STATED GOAL: List each line of the data that holds the string "name", please.

ROWS:
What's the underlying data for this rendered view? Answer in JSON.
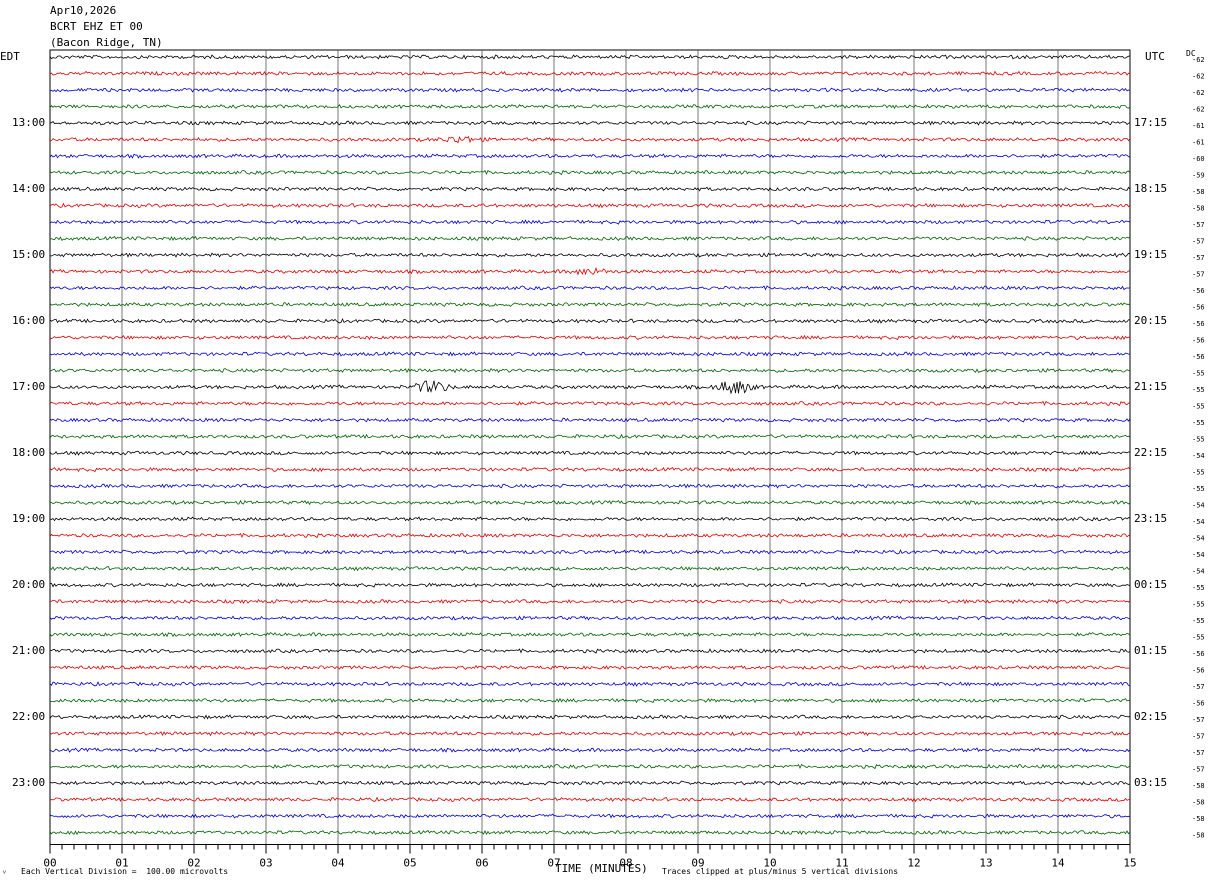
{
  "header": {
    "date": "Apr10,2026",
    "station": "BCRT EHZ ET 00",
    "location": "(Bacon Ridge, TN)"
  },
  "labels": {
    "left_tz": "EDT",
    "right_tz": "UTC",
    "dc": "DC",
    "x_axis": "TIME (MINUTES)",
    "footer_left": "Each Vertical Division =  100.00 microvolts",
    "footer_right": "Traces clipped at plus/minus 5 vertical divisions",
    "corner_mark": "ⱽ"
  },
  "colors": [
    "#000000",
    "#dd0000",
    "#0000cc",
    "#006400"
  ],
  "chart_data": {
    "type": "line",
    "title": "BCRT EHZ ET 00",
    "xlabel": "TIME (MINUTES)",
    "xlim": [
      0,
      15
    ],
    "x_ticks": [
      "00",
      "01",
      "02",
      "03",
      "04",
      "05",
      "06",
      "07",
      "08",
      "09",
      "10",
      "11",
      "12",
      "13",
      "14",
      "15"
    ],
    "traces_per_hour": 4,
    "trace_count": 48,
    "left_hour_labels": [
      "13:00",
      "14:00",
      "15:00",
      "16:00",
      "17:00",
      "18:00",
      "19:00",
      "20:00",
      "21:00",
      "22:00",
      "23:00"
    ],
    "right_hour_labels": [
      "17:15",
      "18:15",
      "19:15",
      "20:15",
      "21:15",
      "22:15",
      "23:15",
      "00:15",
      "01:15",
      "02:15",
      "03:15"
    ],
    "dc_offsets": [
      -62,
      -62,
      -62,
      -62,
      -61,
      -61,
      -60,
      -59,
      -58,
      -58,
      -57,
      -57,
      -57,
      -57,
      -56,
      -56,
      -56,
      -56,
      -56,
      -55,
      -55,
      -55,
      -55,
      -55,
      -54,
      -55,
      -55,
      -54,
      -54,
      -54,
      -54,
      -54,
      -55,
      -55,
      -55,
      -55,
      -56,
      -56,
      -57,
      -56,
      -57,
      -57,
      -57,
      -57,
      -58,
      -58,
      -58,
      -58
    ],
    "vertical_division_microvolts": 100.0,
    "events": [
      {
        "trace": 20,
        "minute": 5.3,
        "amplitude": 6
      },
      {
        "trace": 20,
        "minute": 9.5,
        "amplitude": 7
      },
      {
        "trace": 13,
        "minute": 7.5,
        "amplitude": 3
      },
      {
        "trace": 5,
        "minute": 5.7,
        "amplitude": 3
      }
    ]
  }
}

--

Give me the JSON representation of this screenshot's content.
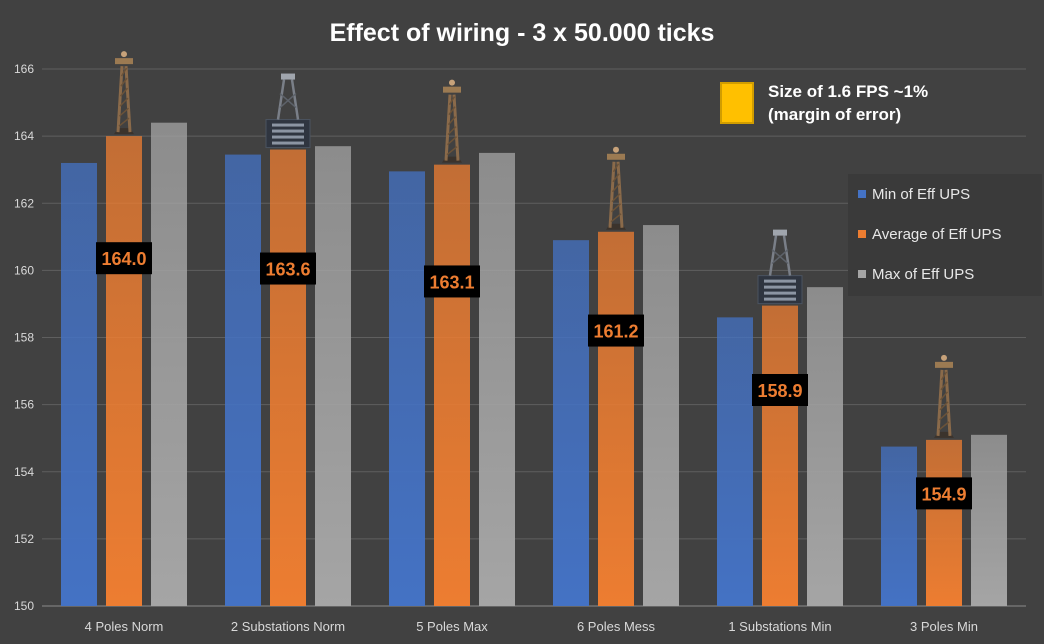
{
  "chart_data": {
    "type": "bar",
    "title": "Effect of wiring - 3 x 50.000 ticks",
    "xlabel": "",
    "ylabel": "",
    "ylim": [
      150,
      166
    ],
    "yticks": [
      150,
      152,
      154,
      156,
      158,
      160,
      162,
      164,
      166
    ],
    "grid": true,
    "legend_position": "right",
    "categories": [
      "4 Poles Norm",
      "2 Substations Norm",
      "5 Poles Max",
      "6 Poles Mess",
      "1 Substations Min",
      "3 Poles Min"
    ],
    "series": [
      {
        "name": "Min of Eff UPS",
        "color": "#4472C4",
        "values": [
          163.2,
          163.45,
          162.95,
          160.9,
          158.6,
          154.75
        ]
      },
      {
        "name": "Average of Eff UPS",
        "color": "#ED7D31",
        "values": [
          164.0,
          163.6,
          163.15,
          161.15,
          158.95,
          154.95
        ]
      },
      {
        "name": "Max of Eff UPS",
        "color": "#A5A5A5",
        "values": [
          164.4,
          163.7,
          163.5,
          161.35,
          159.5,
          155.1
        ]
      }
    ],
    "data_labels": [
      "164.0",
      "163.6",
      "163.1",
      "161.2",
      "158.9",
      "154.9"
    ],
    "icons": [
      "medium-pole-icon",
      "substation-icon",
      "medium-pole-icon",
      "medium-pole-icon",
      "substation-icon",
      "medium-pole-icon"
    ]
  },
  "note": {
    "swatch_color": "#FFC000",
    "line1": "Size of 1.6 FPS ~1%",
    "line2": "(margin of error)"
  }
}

---

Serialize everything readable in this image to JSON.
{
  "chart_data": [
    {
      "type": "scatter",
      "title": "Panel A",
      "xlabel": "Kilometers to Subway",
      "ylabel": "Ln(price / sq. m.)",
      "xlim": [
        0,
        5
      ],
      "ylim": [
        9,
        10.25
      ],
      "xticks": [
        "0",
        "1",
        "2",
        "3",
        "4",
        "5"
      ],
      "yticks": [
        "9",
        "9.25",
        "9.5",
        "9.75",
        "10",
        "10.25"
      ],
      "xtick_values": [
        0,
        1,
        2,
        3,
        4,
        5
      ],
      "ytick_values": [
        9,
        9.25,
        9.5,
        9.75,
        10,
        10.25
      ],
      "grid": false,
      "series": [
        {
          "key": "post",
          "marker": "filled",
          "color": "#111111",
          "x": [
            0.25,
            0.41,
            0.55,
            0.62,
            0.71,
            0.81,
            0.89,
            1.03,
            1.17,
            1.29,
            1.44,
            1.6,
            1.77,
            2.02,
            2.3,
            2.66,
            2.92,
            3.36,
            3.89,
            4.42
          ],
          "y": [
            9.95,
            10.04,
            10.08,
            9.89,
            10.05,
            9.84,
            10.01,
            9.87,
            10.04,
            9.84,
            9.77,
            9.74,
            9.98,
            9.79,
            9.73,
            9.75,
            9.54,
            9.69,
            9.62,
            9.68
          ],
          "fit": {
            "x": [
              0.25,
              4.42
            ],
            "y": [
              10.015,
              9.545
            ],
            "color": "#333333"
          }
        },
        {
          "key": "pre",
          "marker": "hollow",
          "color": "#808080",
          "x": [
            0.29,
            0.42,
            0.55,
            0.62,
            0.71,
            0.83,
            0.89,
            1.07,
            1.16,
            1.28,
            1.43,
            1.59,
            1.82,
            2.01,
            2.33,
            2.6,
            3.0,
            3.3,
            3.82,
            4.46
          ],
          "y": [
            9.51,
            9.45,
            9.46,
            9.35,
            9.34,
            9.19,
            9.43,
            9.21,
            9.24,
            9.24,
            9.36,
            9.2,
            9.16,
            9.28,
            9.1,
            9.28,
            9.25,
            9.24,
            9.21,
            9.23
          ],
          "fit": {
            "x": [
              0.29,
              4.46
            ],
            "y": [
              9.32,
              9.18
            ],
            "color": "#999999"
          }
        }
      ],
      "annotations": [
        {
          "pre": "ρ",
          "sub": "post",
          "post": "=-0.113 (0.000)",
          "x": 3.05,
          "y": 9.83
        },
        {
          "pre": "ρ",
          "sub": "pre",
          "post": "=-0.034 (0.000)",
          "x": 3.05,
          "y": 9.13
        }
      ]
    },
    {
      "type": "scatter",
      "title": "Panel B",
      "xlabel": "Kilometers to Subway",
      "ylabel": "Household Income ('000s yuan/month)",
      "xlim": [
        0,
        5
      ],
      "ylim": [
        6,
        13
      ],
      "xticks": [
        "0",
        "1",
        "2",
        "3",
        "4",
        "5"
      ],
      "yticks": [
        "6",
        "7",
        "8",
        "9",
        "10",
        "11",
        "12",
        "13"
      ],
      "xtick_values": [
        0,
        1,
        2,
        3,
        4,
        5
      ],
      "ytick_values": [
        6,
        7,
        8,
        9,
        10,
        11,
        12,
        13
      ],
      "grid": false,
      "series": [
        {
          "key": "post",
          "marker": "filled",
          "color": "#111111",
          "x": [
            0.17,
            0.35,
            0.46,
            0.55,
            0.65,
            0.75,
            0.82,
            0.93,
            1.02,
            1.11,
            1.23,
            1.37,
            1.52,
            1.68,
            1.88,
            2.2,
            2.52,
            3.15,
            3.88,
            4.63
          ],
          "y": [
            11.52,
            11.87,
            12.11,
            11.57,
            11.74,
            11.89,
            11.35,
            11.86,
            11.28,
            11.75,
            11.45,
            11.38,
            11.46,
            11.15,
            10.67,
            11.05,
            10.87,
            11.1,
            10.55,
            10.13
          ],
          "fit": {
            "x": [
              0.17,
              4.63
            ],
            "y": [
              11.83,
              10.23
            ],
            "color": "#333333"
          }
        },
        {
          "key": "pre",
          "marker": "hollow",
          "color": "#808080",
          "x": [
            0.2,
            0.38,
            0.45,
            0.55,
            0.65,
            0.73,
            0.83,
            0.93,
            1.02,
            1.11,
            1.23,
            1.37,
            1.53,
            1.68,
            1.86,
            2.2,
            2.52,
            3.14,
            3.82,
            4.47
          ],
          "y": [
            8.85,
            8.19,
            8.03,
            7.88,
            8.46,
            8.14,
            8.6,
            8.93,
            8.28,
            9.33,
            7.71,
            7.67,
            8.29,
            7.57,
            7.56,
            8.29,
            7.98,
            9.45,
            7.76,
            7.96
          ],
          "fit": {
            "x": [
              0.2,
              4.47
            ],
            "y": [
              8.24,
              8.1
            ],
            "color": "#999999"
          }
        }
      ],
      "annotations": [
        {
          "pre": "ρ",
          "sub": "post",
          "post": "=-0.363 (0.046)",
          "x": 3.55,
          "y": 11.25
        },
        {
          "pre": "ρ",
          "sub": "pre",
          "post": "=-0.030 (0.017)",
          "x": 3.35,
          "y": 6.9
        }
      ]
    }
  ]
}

OUTPUT BELOW:
        "name": "Min of Eff UPS",
        "name": "Average of Eff UPS",
        "name": "Max of Eff UPS",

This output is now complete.